RECORDS FOR THIS EXERCISE:
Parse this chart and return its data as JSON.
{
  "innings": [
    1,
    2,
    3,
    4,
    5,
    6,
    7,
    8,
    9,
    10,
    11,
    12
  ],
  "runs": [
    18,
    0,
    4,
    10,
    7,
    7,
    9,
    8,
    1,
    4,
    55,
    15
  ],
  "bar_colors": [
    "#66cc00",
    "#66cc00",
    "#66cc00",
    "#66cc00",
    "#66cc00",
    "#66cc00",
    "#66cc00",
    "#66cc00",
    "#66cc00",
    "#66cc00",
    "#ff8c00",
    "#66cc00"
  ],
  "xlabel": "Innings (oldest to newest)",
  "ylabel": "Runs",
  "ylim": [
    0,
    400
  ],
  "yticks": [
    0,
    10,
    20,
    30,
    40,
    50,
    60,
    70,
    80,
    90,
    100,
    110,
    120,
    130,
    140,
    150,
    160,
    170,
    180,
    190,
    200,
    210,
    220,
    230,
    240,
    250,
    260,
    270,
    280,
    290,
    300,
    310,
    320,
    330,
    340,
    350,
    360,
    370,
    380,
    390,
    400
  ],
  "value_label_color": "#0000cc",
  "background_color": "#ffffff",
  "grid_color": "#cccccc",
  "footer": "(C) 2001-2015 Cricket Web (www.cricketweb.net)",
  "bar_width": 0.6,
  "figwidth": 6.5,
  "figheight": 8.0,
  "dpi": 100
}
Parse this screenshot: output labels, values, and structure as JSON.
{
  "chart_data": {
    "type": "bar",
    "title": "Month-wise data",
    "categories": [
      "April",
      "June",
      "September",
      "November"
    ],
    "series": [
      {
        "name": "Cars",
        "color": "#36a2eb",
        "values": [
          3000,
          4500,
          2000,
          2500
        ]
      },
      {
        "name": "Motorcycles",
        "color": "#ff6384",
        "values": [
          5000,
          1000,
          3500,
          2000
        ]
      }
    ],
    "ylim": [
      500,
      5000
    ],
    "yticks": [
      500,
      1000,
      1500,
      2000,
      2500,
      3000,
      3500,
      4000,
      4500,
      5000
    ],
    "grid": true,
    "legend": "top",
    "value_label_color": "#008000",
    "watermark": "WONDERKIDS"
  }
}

WRITTEN PROBLEM:
Provide an exact reproduction of all the entries shown above.

SOLUTION:
Parse this chart and return its data as JSON.
{
  "innings": [
    1,
    2,
    3,
    4,
    5,
    6,
    7,
    8,
    9,
    10,
    11,
    12
  ],
  "runs": [
    18,
    0,
    4,
    10,
    7,
    7,
    9,
    8,
    1,
    4,
    55,
    15
  ],
  "bar_colors": [
    "#66cc00",
    "#66cc00",
    "#66cc00",
    "#66cc00",
    "#66cc00",
    "#66cc00",
    "#66cc00",
    "#66cc00",
    "#66cc00",
    "#66cc00",
    "#ff8c00",
    "#66cc00"
  ],
  "xlabel": "Innings (oldest to newest)",
  "ylabel": "Runs",
  "ylim": [
    0,
    400
  ],
  "yticks": [
    0,
    10,
    20,
    30,
    40,
    50,
    60,
    70,
    80,
    90,
    100,
    110,
    120,
    130,
    140,
    150,
    160,
    170,
    180,
    190,
    200,
    210,
    220,
    230,
    240,
    250,
    260,
    270,
    280,
    290,
    300,
    310,
    320,
    330,
    340,
    350,
    360,
    370,
    380,
    390,
    400
  ],
  "value_label_color": "#0000cc",
  "background_color": "#ffffff",
  "grid_color": "#cccccc",
  "footer": "(C) 2001-2015 Cricket Web (www.cricketweb.net)",
  "bar_width": 0.6,
  "figwidth": 6.5,
  "figheight": 8.0,
  "dpi": 100
}
Parse this screenshot: output labels, values, and structure as JSON.
{
  "chart_data": {
    "type": "bar",
    "title": "Month-wise data",
    "categories": [
      "April",
      "June",
      "September",
      "November"
    ],
    "series": [
      {
        "name": "Cars",
        "color": "#36a2eb",
        "values": [
          3000,
          4500,
          2000,
          2500
        ]
      },
      {
        "name": "Motorcycles",
        "color": "#ff6384",
        "values": [
          5000,
          1000,
          3500,
          2000
        ]
      }
    ],
    "ylim": [
      500,
      5000
    ],
    "yticks": [
      500,
      1000,
      1500,
      2000,
      2500,
      3000,
      3500,
      4000,
      4500,
      5000
    ],
    "grid": true,
    "legend": "top",
    "value_label_color": "#008000",
    "watermark": "WONDERKIDS"
  }
}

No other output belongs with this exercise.